Replace "Uniform" with "Width Profile 1" everywhere it appears in the records and give all lines again with nothing else changed, leaving out the pictures.

++++++++++++++++++++

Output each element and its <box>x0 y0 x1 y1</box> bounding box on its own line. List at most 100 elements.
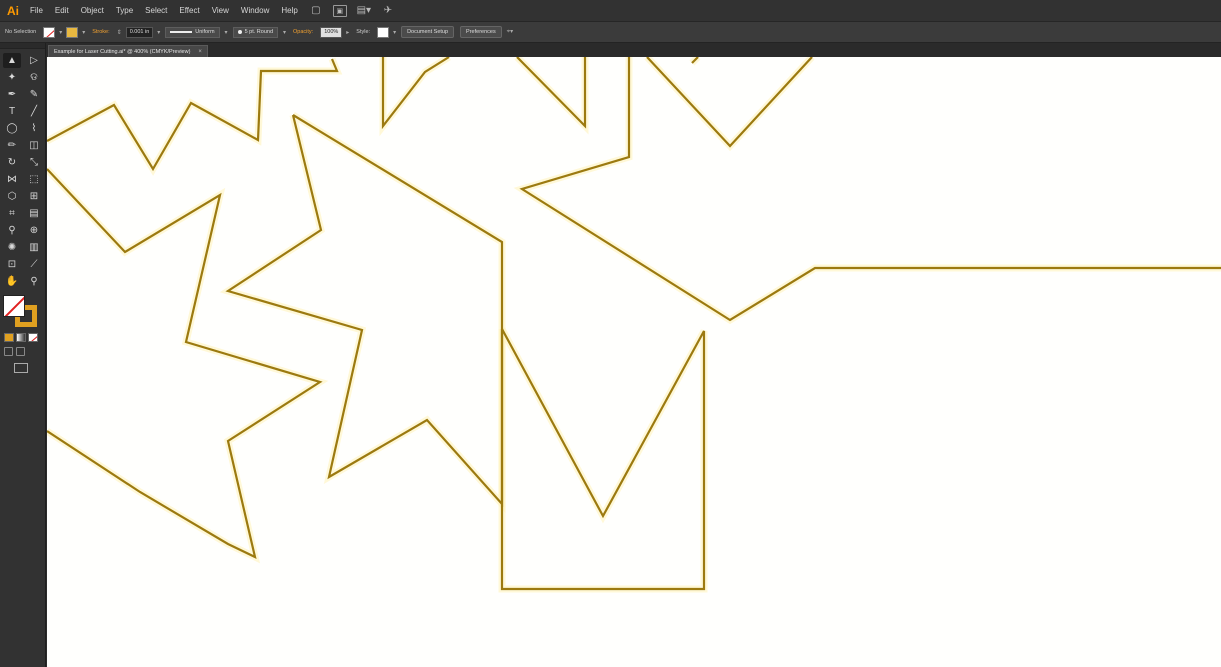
none-mode-button[interactable] <box>28 333 38 342</box>
menu-effect[interactable]: Effect <box>173 0 205 22</box>
type-tool-icon[interactable]: T <box>3 104 21 119</box>
workspace-layout-icon[interactable]: ▤▾ <box>357 5 371 17</box>
variable-width-profile-dropdown[interactable]: Uniform <box>165 26 220 38</box>
scale-tool-icon[interactable]: ⤡ <box>25 155 43 170</box>
fill-dropdown-icon[interactable]: ▾ <box>59 29 62 36</box>
cut-path-8[interactable] <box>500 328 706 591</box>
selection-tool-icon[interactable]: ▲ <box>3 53 21 68</box>
line-sample-icon <box>170 31 193 33</box>
eraser-tool-icon[interactable]: ◫ <box>25 138 43 153</box>
arrange-documents-icon[interactable]: ▣ <box>332 4 347 17</box>
stroke-label[interactable]: Stroke: <box>87 29 114 35</box>
artboard-tool-icon[interactable]: ⊡ <box>3 257 21 272</box>
symbol-sprayer-tool-icon[interactable]: ✺ <box>3 240 21 255</box>
column-graph-tool-icon[interactable]: ▥ <box>25 240 43 255</box>
menu-object[interactable]: Object <box>75 0 110 22</box>
opacity-label[interactable]: Opacity: <box>288 29 318 35</box>
stroke-weight-field[interactable]: 0.001 in <box>125 26 154 38</box>
artwork-svg <box>47 57 1221 593</box>
selection-status: No Selection <box>5 29 37 35</box>
menu-type[interactable]: Type <box>110 0 139 22</box>
stroke-swatch[interactable] <box>66 26 79 38</box>
fill-swatch[interactable] <box>43 26 56 38</box>
cut-path-3[interactable] <box>516 57 587 129</box>
menu-view[interactable]: View <box>206 0 235 22</box>
color-mode-button[interactable] <box>4 333 14 342</box>
brush-dropdown-icon[interactable]: ▾ <box>283 29 286 36</box>
menu-edit[interactable]: Edit <box>49 0 75 22</box>
tool-grid: ▲ ▷ ✦ ଡ ✒ ✎ T ╱ ◯ ⌇ ✏ ◫ ↻ ⤡ ⋈ ⬚ ⬡ ⊞ ⌗ ▤ ⚲ ⊕ ✺ ▥ ⊡ ⟋ ✋ ⚲ <box>0 49 45 289</box>
document-tab-bar: Example for Laser Cutting.ai* @ 400% (CM… <box>46 43 1221 57</box>
opacity-field[interactable]: 100% <box>320 26 343 38</box>
gpu-performance-icon[interactable]: ✈ <box>381 5 395 17</box>
fill-stroke-widget <box>3 295 43 329</box>
paintbrush-tool-icon[interactable]: ⌇ <box>25 121 43 136</box>
cut-path-glow-7 <box>513 57 1221 325</box>
document-tab[interactable]: Example for Laser Cutting.ai* @ 400% (CM… <box>48 45 208 57</box>
menu-bar: Ai File Edit Object Type Select Effect V… <box>0 0 1221 22</box>
hand-tool-icon[interactable]: ✋ <box>3 274 21 289</box>
magic-wand-tool-icon[interactable]: ✦ <box>3 70 21 85</box>
slice-tool-icon[interactable]: ⟋ <box>25 257 43 272</box>
fill-none-swatch[interactable] <box>3 295 25 317</box>
document-setup-button[interactable]: Document Setup <box>401 26 455 38</box>
preferences-button[interactable]: Preferences <box>460 26 502 38</box>
draw-behind-icon[interactable] <box>16 347 25 356</box>
direct-selection-tool-icon[interactable]: ▷ <box>25 53 43 68</box>
cut-path-4[interactable] <box>646 57 813 148</box>
cut-path-glow-1 <box>47 166 329 564</box>
gradient-mode-button[interactable] <box>16 333 26 342</box>
blend-tool-icon[interactable]: ⊕ <box>25 223 43 238</box>
pencil-tool-icon[interactable]: ✏ <box>3 138 21 153</box>
bridge-icon[interactable]: ▢ <box>309 5 323 17</box>
draw-mode-row <box>4 347 45 356</box>
gradient-tool-icon[interactable]: ▤ <box>25 206 43 221</box>
style-dropdown-icon[interactable]: ▾ <box>393 29 396 36</box>
artboard-canvas[interactable] <box>47 57 1221 667</box>
opacity-arrow-icon[interactable]: ▸ <box>346 29 349 36</box>
shape-builder-tool-icon[interactable]: ⬡ <box>3 189 21 204</box>
pen-tool-icon[interactable]: ✒ <box>3 87 21 102</box>
menu-select[interactable]: Select <box>139 0 173 22</box>
menu-window[interactable]: Window <box>235 0 275 22</box>
style-label: Style: <box>356 29 371 35</box>
brush-label: 5 pt. Round <box>244 29 273 35</box>
cut-path-1[interactable] <box>47 168 323 559</box>
eyedropper-tool-icon[interactable]: ⚲ <box>3 223 21 238</box>
control-bar: No Selection ▾ ▾ Stroke: ⇕ 0.001 in ▾ Un… <box>0 22 1221 43</box>
width-tool-icon[interactable]: ⋈ <box>3 172 21 187</box>
cut-path-glow-8 <box>498 327 708 593</box>
draw-normal-icon[interactable] <box>4 347 13 356</box>
menu-file[interactable]: File <box>24 0 49 22</box>
mesh-tool-icon[interactable]: ⌗ <box>3 206 21 221</box>
brush-definition-dropdown[interactable]: 5 pt. Round <box>232 26 278 38</box>
cut-path-glow-2 <box>379 57 451 137</box>
rotate-tool-icon[interactable]: ↻ <box>3 155 21 170</box>
cut-path-glow-6 <box>219 112 506 514</box>
profile-dropdown-icon[interactable]: ▾ <box>225 29 228 36</box>
menu-help[interactable]: Help <box>275 0 303 22</box>
curvature-tool-icon[interactable]: ✎ <box>25 87 43 102</box>
close-icon[interactable]: × <box>198 49 202 55</box>
app-logo: Ai <box>7 3 19 18</box>
cut-path-glow-0 <box>47 57 343 176</box>
profile-label: Uniform <box>195 29 215 35</box>
stroke-dropdown-icon[interactable]: ▾ <box>82 29 85 36</box>
color-mode-row <box>4 333 45 342</box>
stroke-stepper-icon[interactable]: ⇕ <box>117 29 122 36</box>
lasso-tool-icon[interactable]: ଡ <box>25 70 43 85</box>
screen-mode-icon[interactable] <box>14 363 28 373</box>
cut-path-6[interactable] <box>225 114 504 507</box>
graphic-style-swatch[interactable] <box>377 26 390 38</box>
line-segment-tool-icon[interactable]: ╱ <box>25 104 43 119</box>
stroke-weight-dropdown-icon[interactable]: ▾ <box>157 29 160 36</box>
zoom-tool-icon[interactable]: ⚲ <box>25 274 43 289</box>
free-transform-tool-icon[interactable]: ⬚ <box>25 172 43 187</box>
transform-icon[interactable]: ⌖▾ <box>507 28 513 36</box>
document-title: Example for Laser Cutting.ai* @ 400% (CM… <box>54 48 191 55</box>
brush-dot-icon <box>237 30 242 34</box>
perspective-grid-tool-icon[interactable]: ⊞ <box>25 189 43 204</box>
cut-path-glow-4 <box>644 57 815 152</box>
tools-panel: ▲ ▷ ✦ ଡ ✒ ✎ T ╱ ◯ ⌇ ✏ ◫ ↻ ⤡ ⋈ ⬚ ⬡ ⊞ ⌗ ▤ ⚲ ⊕ ✺ ▥ ⊡ ⟋ ✋ ⚲ <box>0 43 46 667</box>
ellipse-tool-icon[interactable]: ◯ <box>3 121 21 136</box>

++++++++++++++++++++

### SOLUTION FOR THIS TASK
Output each element and its <box>x0 y0 x1 y1</box> bounding box on its own line. List at most 100 elements.
none-mode-button[interactable] <box>28 333 38 342</box>
menu-effect[interactable]: Effect <box>173 0 205 22</box>
type-tool-icon[interactable]: T <box>3 104 21 119</box>
workspace-layout-icon[interactable]: ▤▾ <box>357 5 371 17</box>
variable-width-profile-dropdown[interactable]: Width Profile 1 <box>165 26 220 38</box>
scale-tool-icon[interactable]: ⤡ <box>25 155 43 170</box>
fill-dropdown-icon[interactable]: ▾ <box>59 29 62 36</box>
cut-path-8[interactable] <box>500 328 706 591</box>
selection-tool-icon[interactable]: ▲ <box>3 53 21 68</box>
line-sample-icon <box>170 31 193 33</box>
eraser-tool-icon[interactable]: ◫ <box>25 138 43 153</box>
arrange-documents-icon[interactable]: ▣ <box>332 4 347 17</box>
stroke-label[interactable]: Stroke: <box>87 29 114 35</box>
artboard-tool-icon[interactable]: ⊡ <box>3 257 21 272</box>
symbol-sprayer-tool-icon[interactable]: ✺ <box>3 240 21 255</box>
column-graph-tool-icon[interactable]: ▥ <box>25 240 43 255</box>
menu-object[interactable]: Object <box>75 0 110 22</box>
opacity-label[interactable]: Opacity: <box>288 29 318 35</box>
stroke-weight-field[interactable]: 0.001 in <box>125 26 154 38</box>
artwork-svg <box>47 57 1221 593</box>
selection-status: No Selection <box>5 29 37 35</box>
menu-type[interactable]: Type <box>110 0 139 22</box>
stroke-swatch[interactable] <box>66 26 79 38</box>
fill-swatch[interactable] <box>43 26 56 38</box>
cut-path-3[interactable] <box>516 57 587 129</box>
menu-view[interactable]: View <box>206 0 235 22</box>
color-mode-button[interactable] <box>4 333 14 342</box>
brush-dropdown-icon[interactable]: ▾ <box>283 29 286 36</box>
menu-edit[interactable]: Edit <box>49 0 75 22</box>
tool-grid: ▲ ▷ ✦ ଡ ✒ ✎ T ╱ ◯ ⌇ ✏ ◫ ↻ ⤡ ⋈ ⬚ ⬡ ⊞ ⌗ ▤ ⚲ ⊕ ✺ ▥ ⊡ ⟋ ✋ ⚲ <box>0 49 45 289</box>
document-tab-bar: Example for Laser Cutting.ai* @ 400% (CM… <box>46 43 1221 57</box>
opacity-field[interactable]: 100% <box>320 26 343 38</box>
gpu-performance-icon[interactable]: ✈ <box>381 5 395 17</box>
fill-stroke-widget <box>3 295 43 329</box>
paintbrush-tool-icon[interactable]: ⌇ <box>25 121 43 136</box>
cut-path-glow-7 <box>513 57 1221 325</box>
document-tab[interactable]: Example for Laser Cutting.ai* @ 400% (CM… <box>48 45 208 57</box>
menu-bar: Ai File Edit Object Type Select Effect V… <box>0 0 1221 22</box>
hand-tool-icon[interactable]: ✋ <box>3 274 21 289</box>
magic-wand-tool-icon[interactable]: ✦ <box>3 70 21 85</box>
slice-tool-icon[interactable]: ⟋ <box>25 257 43 272</box>
fill-none-swatch[interactable] <box>3 295 25 317</box>
document-setup-button[interactable]: Document Setup <box>401 26 455 38</box>
preferences-button[interactable]: Preferences <box>460 26 502 38</box>
draw-behind-icon[interactable] <box>16 347 25 356</box>
direct-selection-tool-icon[interactable]: ▷ <box>25 53 43 68</box>
cut-path-4[interactable] <box>646 57 813 148</box>
cut-path-glow-1 <box>47 166 329 564</box>
gradient-mode-button[interactable] <box>16 333 26 342</box>
blend-tool-icon[interactable]: ⊕ <box>25 223 43 238</box>
pencil-tool-icon[interactable]: ✏ <box>3 138 21 153</box>
bridge-icon[interactable]: ▢ <box>309 5 323 17</box>
draw-mode-row <box>4 347 45 356</box>
gradient-tool-icon[interactable]: ▤ <box>25 206 43 221</box>
style-dropdown-icon[interactable]: ▾ <box>393 29 396 36</box>
artboard-canvas[interactable] <box>47 57 1221 667</box>
opacity-arrow-icon[interactable]: ▸ <box>346 29 349 36</box>
shape-builder-tool-icon[interactable]: ⬡ <box>3 189 21 204</box>
pen-tool-icon[interactable]: ✒ <box>3 87 21 102</box>
menu-select[interactable]: Select <box>139 0 173 22</box>
menu-window[interactable]: Window <box>235 0 275 22</box>
style-label: Style: <box>356 29 371 35</box>
brush-label: 5 pt. Round <box>244 29 273 35</box>
cut-path-1[interactable] <box>47 168 323 559</box>
eyedropper-tool-icon[interactable]: ⚲ <box>3 223 21 238</box>
control-bar: No Selection ▾ ▾ Stroke: ⇕ 0.001 in ▾ Un… <box>0 22 1221 43</box>
width-tool-icon[interactable]: ⋈ <box>3 172 21 187</box>
cut-path-glow-8 <box>498 327 708 593</box>
draw-normal-icon[interactable] <box>4 347 13 356</box>
menu-file[interactable]: File <box>24 0 49 22</box>
mesh-tool-icon[interactable]: ⌗ <box>3 206 21 221</box>
brush-definition-dropdown[interactable]: 5 pt. Round <box>232 26 278 38</box>
cut-path-glow-2 <box>379 57 451 137</box>
rotate-tool-icon[interactable]: ↻ <box>3 155 21 170</box>
cut-path-glow-6 <box>219 112 506 514</box>
profile-dropdown-icon[interactable]: ▾ <box>225 29 228 36</box>
menu-help[interactable]: Help <box>275 0 303 22</box>
curvature-tool-icon[interactable]: ✎ <box>25 87 43 102</box>
close-icon[interactable]: × <box>198 49 202 55</box>
app-logo: Ai <box>7 3 19 18</box>
cut-path-glow-0 <box>47 57 343 176</box>
profile-label: Width Profile 1 <box>195 29 215 35</box>
stroke-dropdown-icon[interactable]: ▾ <box>82 29 85 36</box>
color-mode-row <box>4 333 45 342</box>
stroke-stepper-icon[interactable]: ⇕ <box>117 29 122 36</box>
lasso-tool-icon[interactable]: ଡ <box>25 70 43 85</box>
screen-mode-icon[interactable] <box>14 363 28 373</box>
cut-path-6[interactable] <box>225 114 504 507</box>
graphic-style-swatch[interactable] <box>377 26 390 38</box>
line-segment-tool-icon[interactable]: ╱ <box>25 104 43 119</box>
stroke-weight-dropdown-icon[interactable]: ▾ <box>157 29 160 36</box>
zoom-tool-icon[interactable]: ⚲ <box>25 274 43 289</box>
free-transform-tool-icon[interactable]: ⬚ <box>25 172 43 187</box>
transform-icon[interactable]: ⌖▾ <box>507 28 513 36</box>
document-title: Example for Laser Cutting.ai* @ 400% (CM… <box>54 48 191 55</box>
brush-dot-icon <box>237 30 242 34</box>
perspective-grid-tool-icon[interactable]: ⊞ <box>25 189 43 204</box>
cut-path-glow-4 <box>644 57 815 152</box>
tools-panel: ▲ ▷ ✦ ଡ ✒ ✎ T ╱ ◯ ⌇ ✏ ◫ ↻ ⤡ ⋈ ⬚ ⬡ ⊞ ⌗ ▤ ⚲ ⊕ ✺ ▥ ⊡ ⟋ ✋ ⚲ <box>0 43 46 667</box>
ellipse-tool-icon[interactable]: ◯ <box>3 121 21 136</box>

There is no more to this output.